* Brief *
Pull out every line in the data that has the string "PRESERVATION" in it.

------ Raw records ------

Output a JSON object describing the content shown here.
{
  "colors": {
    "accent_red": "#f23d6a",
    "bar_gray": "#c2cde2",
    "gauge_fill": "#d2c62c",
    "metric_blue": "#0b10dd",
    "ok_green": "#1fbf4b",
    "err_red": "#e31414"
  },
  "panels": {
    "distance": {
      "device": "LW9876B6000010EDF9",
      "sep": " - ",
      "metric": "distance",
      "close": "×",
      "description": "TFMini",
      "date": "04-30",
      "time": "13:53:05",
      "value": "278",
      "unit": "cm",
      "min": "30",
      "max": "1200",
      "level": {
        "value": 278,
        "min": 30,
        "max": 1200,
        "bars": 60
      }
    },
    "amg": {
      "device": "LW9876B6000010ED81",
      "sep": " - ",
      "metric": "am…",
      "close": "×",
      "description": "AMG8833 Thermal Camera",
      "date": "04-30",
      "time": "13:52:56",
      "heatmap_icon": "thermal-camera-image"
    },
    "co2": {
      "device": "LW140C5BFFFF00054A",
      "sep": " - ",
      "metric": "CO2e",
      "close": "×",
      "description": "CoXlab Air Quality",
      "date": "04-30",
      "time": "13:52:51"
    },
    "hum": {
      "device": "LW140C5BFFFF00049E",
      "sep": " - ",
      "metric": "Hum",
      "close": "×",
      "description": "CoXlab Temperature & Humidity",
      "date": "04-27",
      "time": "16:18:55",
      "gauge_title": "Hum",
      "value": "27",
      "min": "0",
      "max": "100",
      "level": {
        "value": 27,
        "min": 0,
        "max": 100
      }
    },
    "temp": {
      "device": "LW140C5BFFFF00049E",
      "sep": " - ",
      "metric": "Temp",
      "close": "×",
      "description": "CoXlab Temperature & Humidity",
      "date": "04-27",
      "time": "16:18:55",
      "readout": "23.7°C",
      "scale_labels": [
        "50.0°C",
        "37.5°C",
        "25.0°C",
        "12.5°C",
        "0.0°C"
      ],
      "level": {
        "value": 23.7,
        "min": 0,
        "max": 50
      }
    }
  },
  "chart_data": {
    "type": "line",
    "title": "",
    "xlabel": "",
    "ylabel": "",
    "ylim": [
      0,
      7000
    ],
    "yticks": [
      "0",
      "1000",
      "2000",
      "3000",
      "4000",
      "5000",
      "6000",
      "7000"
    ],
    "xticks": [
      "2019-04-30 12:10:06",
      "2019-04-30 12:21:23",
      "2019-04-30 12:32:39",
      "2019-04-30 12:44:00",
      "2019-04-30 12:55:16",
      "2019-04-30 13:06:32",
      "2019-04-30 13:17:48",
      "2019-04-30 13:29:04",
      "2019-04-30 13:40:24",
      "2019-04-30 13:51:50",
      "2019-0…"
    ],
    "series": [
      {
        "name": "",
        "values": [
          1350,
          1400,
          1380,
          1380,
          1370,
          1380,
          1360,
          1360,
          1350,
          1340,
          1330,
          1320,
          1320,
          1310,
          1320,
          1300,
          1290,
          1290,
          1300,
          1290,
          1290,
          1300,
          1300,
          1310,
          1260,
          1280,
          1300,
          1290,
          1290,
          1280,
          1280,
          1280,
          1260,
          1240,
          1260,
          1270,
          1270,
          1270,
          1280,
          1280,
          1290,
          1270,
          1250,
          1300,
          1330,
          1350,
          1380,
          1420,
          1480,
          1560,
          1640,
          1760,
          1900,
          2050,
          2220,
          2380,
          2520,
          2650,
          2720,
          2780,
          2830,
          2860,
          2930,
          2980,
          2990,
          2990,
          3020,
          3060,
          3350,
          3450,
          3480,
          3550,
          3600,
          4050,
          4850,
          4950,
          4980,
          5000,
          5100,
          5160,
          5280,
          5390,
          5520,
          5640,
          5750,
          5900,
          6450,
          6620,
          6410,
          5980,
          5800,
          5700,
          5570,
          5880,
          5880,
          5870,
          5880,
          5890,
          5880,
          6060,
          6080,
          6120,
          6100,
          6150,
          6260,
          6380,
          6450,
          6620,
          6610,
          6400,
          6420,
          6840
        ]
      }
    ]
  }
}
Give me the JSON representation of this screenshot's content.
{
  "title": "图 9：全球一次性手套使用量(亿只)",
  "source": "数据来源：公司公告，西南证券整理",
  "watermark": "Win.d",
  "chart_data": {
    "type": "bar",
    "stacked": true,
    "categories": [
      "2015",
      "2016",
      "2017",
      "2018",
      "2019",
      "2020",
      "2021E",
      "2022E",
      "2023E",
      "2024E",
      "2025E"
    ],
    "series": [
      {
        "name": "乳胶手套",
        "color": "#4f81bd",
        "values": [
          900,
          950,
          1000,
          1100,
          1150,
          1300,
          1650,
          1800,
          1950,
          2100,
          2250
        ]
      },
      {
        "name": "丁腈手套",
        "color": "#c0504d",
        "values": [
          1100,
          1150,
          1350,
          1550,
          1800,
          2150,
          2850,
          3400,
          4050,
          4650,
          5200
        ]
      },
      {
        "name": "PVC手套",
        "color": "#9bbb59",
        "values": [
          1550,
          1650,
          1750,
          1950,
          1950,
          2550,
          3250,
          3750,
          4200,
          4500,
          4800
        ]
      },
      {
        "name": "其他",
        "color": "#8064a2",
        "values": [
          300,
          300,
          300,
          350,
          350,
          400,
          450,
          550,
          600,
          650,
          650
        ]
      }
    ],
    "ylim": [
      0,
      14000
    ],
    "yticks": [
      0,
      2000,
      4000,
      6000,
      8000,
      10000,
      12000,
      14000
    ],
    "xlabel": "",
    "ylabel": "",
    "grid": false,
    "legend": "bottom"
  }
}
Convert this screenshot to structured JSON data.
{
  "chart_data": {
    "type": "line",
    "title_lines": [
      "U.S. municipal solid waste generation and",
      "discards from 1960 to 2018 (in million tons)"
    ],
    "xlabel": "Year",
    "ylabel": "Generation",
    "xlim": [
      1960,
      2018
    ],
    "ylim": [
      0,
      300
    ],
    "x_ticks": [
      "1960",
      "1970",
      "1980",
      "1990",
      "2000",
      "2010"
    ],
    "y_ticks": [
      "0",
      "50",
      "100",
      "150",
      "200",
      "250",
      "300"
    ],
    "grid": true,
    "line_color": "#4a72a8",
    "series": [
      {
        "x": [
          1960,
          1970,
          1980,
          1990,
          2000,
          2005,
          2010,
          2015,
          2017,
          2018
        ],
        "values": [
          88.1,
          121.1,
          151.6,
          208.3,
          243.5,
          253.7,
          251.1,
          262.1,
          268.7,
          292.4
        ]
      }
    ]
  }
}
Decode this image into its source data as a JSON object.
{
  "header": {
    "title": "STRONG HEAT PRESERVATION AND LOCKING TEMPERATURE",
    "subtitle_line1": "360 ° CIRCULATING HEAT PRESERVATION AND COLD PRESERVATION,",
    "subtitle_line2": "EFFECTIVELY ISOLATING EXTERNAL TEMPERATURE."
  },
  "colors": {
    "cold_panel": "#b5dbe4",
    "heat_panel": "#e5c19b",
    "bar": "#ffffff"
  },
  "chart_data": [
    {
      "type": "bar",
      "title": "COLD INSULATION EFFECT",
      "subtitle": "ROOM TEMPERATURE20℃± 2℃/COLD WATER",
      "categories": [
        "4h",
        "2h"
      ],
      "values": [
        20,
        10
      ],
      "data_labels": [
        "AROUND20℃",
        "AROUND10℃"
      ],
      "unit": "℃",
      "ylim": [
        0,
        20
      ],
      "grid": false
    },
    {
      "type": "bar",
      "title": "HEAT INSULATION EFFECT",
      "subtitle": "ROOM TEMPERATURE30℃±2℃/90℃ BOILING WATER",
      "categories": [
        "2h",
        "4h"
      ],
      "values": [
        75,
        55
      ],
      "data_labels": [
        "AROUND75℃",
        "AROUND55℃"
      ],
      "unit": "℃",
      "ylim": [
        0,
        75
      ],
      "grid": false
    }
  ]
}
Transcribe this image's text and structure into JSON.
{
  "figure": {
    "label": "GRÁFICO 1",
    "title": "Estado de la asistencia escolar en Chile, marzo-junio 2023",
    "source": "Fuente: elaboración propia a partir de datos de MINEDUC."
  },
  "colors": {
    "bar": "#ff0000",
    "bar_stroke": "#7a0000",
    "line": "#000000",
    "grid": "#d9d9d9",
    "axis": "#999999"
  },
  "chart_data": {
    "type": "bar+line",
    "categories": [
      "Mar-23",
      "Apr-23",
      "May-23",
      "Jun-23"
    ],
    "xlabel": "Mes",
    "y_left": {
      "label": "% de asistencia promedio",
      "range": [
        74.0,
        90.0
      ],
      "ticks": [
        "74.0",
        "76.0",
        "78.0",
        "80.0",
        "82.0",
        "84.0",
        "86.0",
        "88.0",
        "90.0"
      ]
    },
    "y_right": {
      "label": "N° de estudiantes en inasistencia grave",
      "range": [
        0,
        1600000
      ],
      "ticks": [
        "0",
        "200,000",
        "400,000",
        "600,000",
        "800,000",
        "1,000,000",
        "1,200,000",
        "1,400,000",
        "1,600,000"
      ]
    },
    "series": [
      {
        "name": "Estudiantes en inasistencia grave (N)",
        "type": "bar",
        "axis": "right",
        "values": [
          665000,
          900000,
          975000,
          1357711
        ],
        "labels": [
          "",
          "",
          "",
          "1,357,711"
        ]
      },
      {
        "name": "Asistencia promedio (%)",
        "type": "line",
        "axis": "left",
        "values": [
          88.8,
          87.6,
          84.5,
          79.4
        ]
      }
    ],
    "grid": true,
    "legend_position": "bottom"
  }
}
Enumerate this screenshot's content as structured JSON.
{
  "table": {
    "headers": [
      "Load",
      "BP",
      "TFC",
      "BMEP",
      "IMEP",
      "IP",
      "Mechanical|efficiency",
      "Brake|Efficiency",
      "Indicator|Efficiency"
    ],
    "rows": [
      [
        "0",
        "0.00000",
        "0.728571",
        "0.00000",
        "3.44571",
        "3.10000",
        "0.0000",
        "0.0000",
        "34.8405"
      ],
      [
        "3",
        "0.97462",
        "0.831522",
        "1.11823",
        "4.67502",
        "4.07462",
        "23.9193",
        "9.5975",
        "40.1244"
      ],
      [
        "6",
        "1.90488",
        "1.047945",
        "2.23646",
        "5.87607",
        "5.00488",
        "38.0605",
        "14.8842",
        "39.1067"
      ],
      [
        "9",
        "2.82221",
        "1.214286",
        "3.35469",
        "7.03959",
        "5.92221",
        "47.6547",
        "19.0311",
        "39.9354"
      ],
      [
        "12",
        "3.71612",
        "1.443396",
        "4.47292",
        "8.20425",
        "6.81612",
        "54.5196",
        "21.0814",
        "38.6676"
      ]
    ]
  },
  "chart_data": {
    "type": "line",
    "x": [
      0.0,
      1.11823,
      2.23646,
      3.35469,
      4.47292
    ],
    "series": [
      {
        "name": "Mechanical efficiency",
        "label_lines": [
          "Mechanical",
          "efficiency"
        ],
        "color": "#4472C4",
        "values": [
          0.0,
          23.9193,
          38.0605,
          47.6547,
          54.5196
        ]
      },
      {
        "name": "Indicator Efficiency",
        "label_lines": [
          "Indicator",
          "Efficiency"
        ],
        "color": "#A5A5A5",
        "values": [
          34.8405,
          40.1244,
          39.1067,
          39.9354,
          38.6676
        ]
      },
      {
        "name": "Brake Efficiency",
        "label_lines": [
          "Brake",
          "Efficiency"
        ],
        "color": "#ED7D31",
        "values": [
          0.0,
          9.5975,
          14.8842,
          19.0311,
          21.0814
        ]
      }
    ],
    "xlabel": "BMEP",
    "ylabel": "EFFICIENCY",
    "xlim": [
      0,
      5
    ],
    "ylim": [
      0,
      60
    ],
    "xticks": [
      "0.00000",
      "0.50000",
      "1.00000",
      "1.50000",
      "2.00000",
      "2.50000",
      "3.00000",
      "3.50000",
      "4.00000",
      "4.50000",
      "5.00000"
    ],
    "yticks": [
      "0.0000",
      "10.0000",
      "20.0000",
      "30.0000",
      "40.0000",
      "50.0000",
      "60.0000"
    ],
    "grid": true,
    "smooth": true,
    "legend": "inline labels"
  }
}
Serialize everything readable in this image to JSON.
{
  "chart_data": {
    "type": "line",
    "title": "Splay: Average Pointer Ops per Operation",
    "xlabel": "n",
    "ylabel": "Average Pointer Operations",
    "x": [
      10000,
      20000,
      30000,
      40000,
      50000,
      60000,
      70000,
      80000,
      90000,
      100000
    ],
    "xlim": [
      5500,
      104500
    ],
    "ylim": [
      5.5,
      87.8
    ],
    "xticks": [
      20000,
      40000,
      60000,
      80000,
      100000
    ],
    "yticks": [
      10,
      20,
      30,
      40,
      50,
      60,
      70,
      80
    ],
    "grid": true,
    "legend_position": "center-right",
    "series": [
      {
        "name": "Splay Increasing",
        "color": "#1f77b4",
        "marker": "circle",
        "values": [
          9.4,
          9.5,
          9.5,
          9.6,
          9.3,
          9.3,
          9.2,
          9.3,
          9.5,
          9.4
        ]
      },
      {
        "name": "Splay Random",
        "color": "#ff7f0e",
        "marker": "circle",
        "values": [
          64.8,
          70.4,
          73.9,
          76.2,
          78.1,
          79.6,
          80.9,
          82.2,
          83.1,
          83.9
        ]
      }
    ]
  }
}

------

* Answer below *
    "title": "STRONG HEAT PRESERVATION AND LOCKING TEMPERATURE",
    "subtitle_line1": "360 ° CIRCULATING HEAT PRESERVATION AND COLD PRESERVATION,",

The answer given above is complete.